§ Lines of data
================================
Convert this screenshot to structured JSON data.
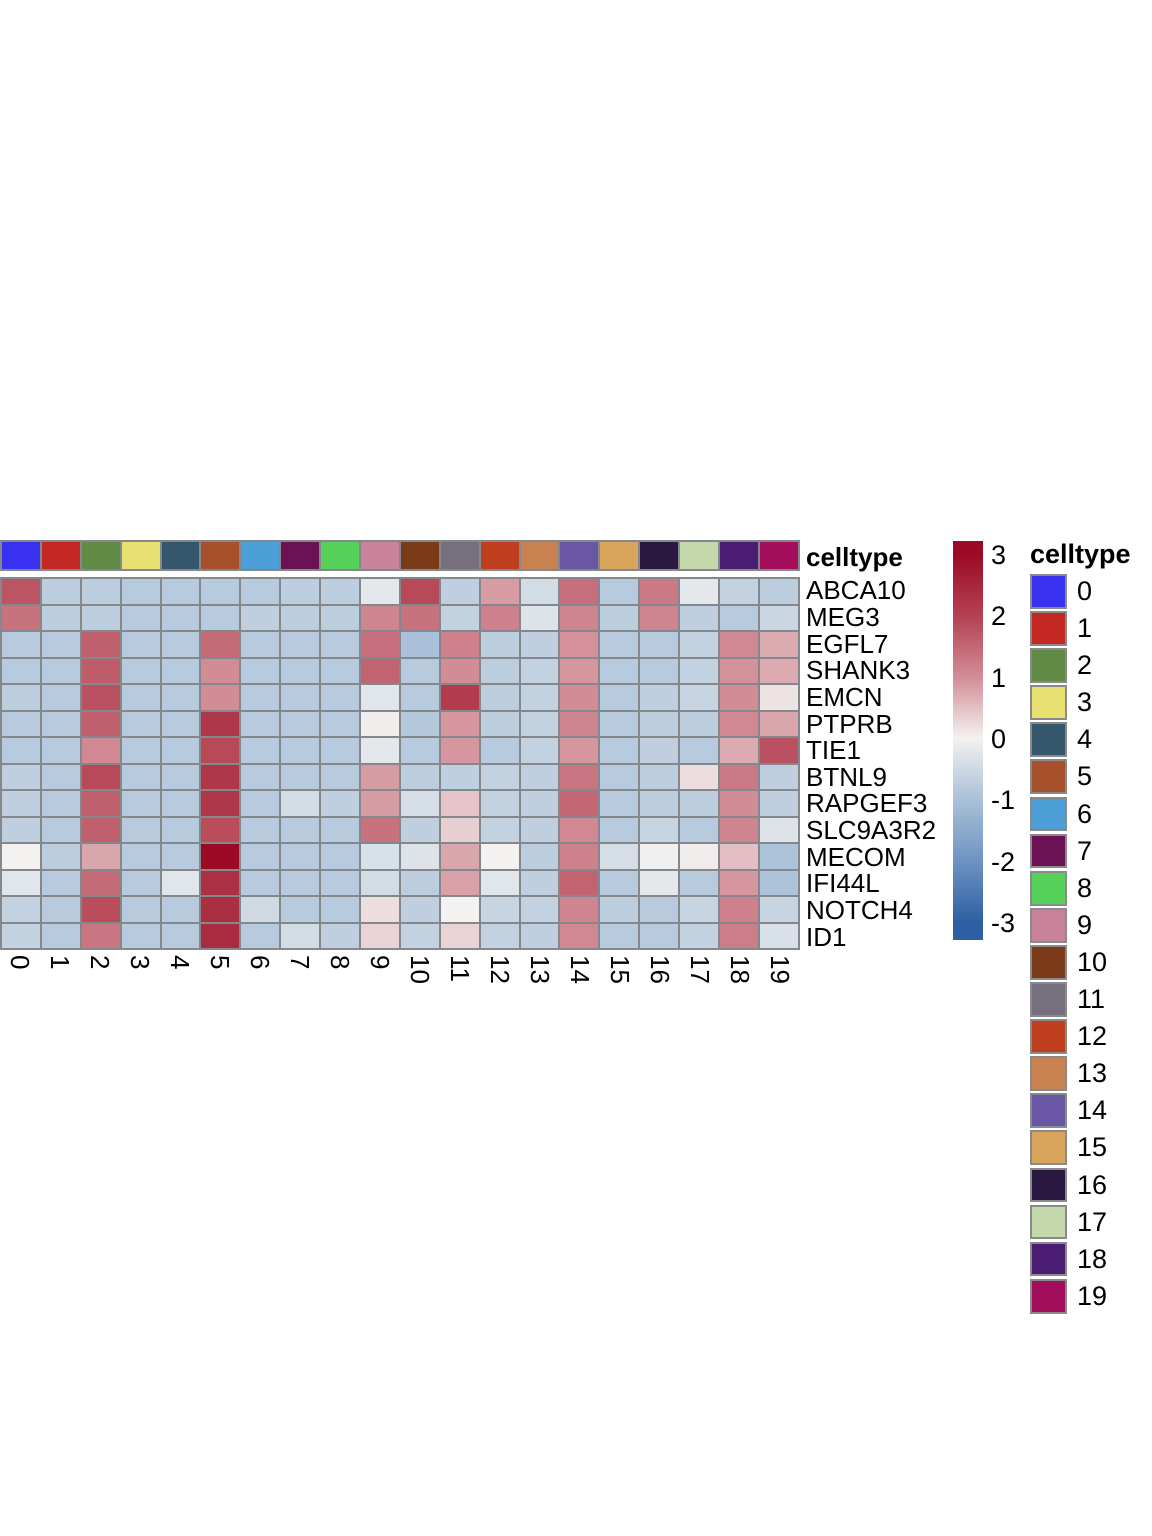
{
  "figure": {
    "annotation_title": "celltype",
    "legend_title": "celltype"
  },
  "chart_data": {
    "type": "heatmap",
    "title": "",
    "rows": [
      "ABCA10",
      "MEG3",
      "EGFL7",
      "SHANK3",
      "EMCN",
      "PTPRB",
      "TIE1",
      "BTNL9",
      "RAPGEF3",
      "SLC9A3R2",
      "MECOM",
      "IFI44L",
      "NOTCH4",
      "ID1"
    ],
    "columns": [
      "0",
      "1",
      "2",
      "3",
      "4",
      "5",
      "6",
      "7",
      "8",
      "9",
      "10",
      "11",
      "12",
      "13",
      "14",
      "15",
      "16",
      "17",
      "18",
      "19"
    ],
    "values": [
      [
        1.75,
        -0.75,
        -0.75,
        -0.8,
        -0.8,
        -0.8,
        -0.8,
        -0.75,
        -0.75,
        -0.2,
        1.9,
        -0.7,
        0.85,
        -0.45,
        1.4,
        -0.8,
        1.25,
        -0.2,
        -0.65,
        -0.75
      ],
      [
        1.35,
        -0.75,
        -0.75,
        -0.8,
        -0.8,
        -0.8,
        -0.7,
        -0.75,
        -0.75,
        1.1,
        1.35,
        -0.65,
        1.15,
        -0.3,
        1.1,
        -0.75,
        1.1,
        -0.7,
        -0.8,
        -0.55
      ],
      [
        -0.8,
        -0.8,
        1.6,
        -0.8,
        -0.8,
        1.45,
        -0.8,
        -0.8,
        -0.8,
        1.4,
        -1.0,
        1.15,
        -0.75,
        -0.7,
        0.95,
        -0.8,
        -0.8,
        -0.65,
        1.05,
        0.7
      ],
      [
        -0.8,
        -0.8,
        1.65,
        -0.8,
        -0.8,
        1.0,
        -0.8,
        -0.8,
        -0.8,
        1.55,
        -0.8,
        1.0,
        -0.75,
        -0.65,
        0.9,
        -0.8,
        -0.8,
        -0.65,
        0.95,
        0.7
      ],
      [
        -0.75,
        -0.8,
        1.8,
        -0.8,
        -0.8,
        1.0,
        -0.8,
        -0.8,
        -0.8,
        -0.25,
        -0.8,
        2.1,
        -0.75,
        -0.65,
        1.0,
        -0.8,
        -0.7,
        -0.6,
        1.0,
        0.15
      ],
      [
        -0.8,
        -0.8,
        1.6,
        -0.8,
        -0.8,
        2.2,
        -0.8,
        -0.8,
        -0.8,
        0.05,
        -0.85,
        0.9,
        -0.75,
        -0.65,
        1.1,
        -0.8,
        -0.75,
        -0.75,
        1.05,
        0.75
      ],
      [
        -0.8,
        -0.8,
        1.05,
        -0.8,
        -0.8,
        1.9,
        -0.8,
        -0.8,
        -0.8,
        -0.2,
        -0.8,
        0.9,
        -0.8,
        -0.65,
        0.9,
        -0.8,
        -0.7,
        -0.8,
        0.7,
        1.8
      ],
      [
        -0.7,
        -0.8,
        1.9,
        -0.8,
        -0.8,
        2.2,
        -0.8,
        -0.8,
        -0.8,
        0.85,
        -0.75,
        -0.7,
        -0.65,
        -0.7,
        1.3,
        -0.8,
        -0.75,
        0.2,
        1.25,
        -0.7
      ],
      [
        -0.7,
        -0.8,
        1.6,
        -0.8,
        -0.8,
        2.2,
        -0.8,
        -0.45,
        -0.7,
        0.85,
        -0.4,
        0.45,
        -0.65,
        -0.7,
        1.5,
        -0.8,
        -0.75,
        -0.75,
        1.0,
        -0.7
      ],
      [
        -0.7,
        -0.8,
        1.6,
        -0.8,
        -0.8,
        1.85,
        -0.8,
        -0.8,
        -0.8,
        1.35,
        -0.7,
        0.35,
        -0.65,
        -0.7,
        1.05,
        -0.8,
        -0.6,
        -0.8,
        1.1,
        -0.3
      ],
      [
        0.0,
        -0.75,
        0.75,
        -0.8,
        -0.8,
        3.0,
        -0.8,
        -0.8,
        -0.8,
        -0.35,
        -0.3,
        0.75,
        0.0,
        -0.75,
        1.15,
        -0.4,
        -0.05,
        0.05,
        0.5,
        -0.95
      ],
      [
        -0.25,
        -0.8,
        1.45,
        -0.8,
        -0.25,
        2.3,
        -0.8,
        -0.8,
        -0.8,
        -0.45,
        -0.75,
        0.8,
        -0.25,
        -0.7,
        1.55,
        -0.8,
        -0.2,
        -0.8,
        0.9,
        -0.95
      ],
      [
        -0.65,
        -0.8,
        1.85,
        -0.8,
        -0.8,
        2.35,
        -0.5,
        -0.8,
        -0.8,
        0.2,
        -0.7,
        0.0,
        -0.6,
        -0.65,
        1.1,
        -0.75,
        -0.8,
        -0.6,
        1.15,
        -0.6
      ],
      [
        -0.65,
        -0.8,
        1.3,
        -0.8,
        -0.8,
        2.4,
        -0.8,
        -0.45,
        -0.7,
        0.3,
        -0.65,
        0.3,
        -0.65,
        -0.7,
        1.05,
        -0.8,
        -0.8,
        -0.65,
        1.2,
        -0.35
      ]
    ],
    "value_range": [
      -3,
      3
    ],
    "colorbar_ticks": [
      "3",
      "2",
      "1",
      "0",
      "-1",
      "-2",
      "-3"
    ],
    "colormap_stops": [
      [
        -3,
        "#2E5FA4"
      ],
      [
        -2,
        "#6E94C2"
      ],
      [
        -1,
        "#A9C0D8"
      ],
      [
        0,
        "#F3F2F0"
      ],
      [
        1,
        "#D28C96"
      ],
      [
        2,
        "#B44252"
      ],
      [
        3,
        "#9C0A24"
      ]
    ],
    "grid_line_color": "#84878b",
    "legend_position": "right",
    "column_annotation": {
      "name": "celltype",
      "classes": [
        "0",
        "1",
        "2",
        "3",
        "4",
        "5",
        "6",
        "7",
        "8",
        "9",
        "10",
        "11",
        "12",
        "13",
        "14",
        "15",
        "16",
        "17",
        "18",
        "19"
      ],
      "colors": [
        "#3931F0",
        "#C42823",
        "#618B44",
        "#E9E072",
        "#35566B",
        "#A6512B",
        "#4C9FD6",
        "#6C1254",
        "#55D058",
        "#C8829A",
        "#7B3A18",
        "#76707E",
        "#BE3E1E",
        "#CA8150",
        "#6957A5",
        "#D9A45C",
        "#2A1840",
        "#C4D8AC",
        "#4A1D72",
        "#A30E5C"
      ]
    }
  }
}
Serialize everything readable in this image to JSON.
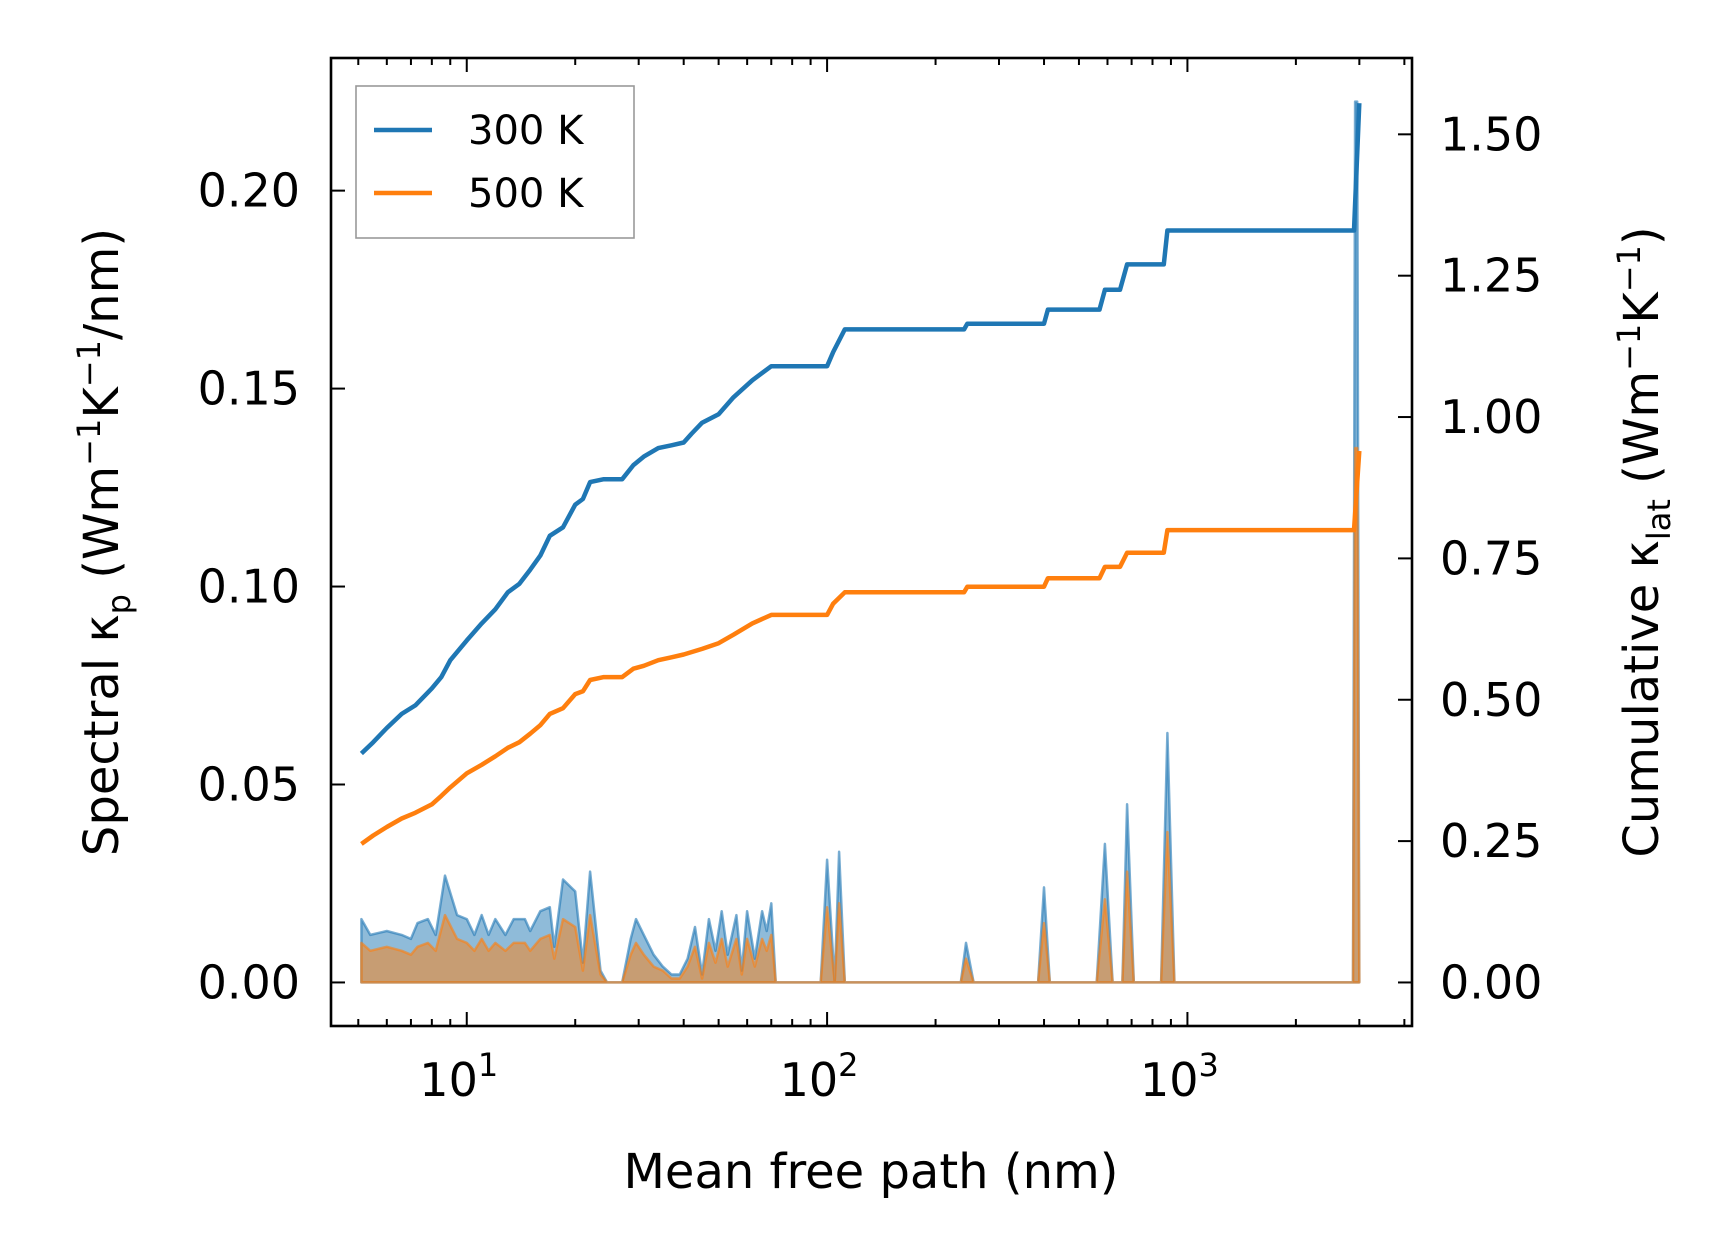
================================
§ REQUIREMENT
Provide the count, and nothing else, of lines in the data above where the word "celltype" occurs.

§ EXERCISE ANSWER
3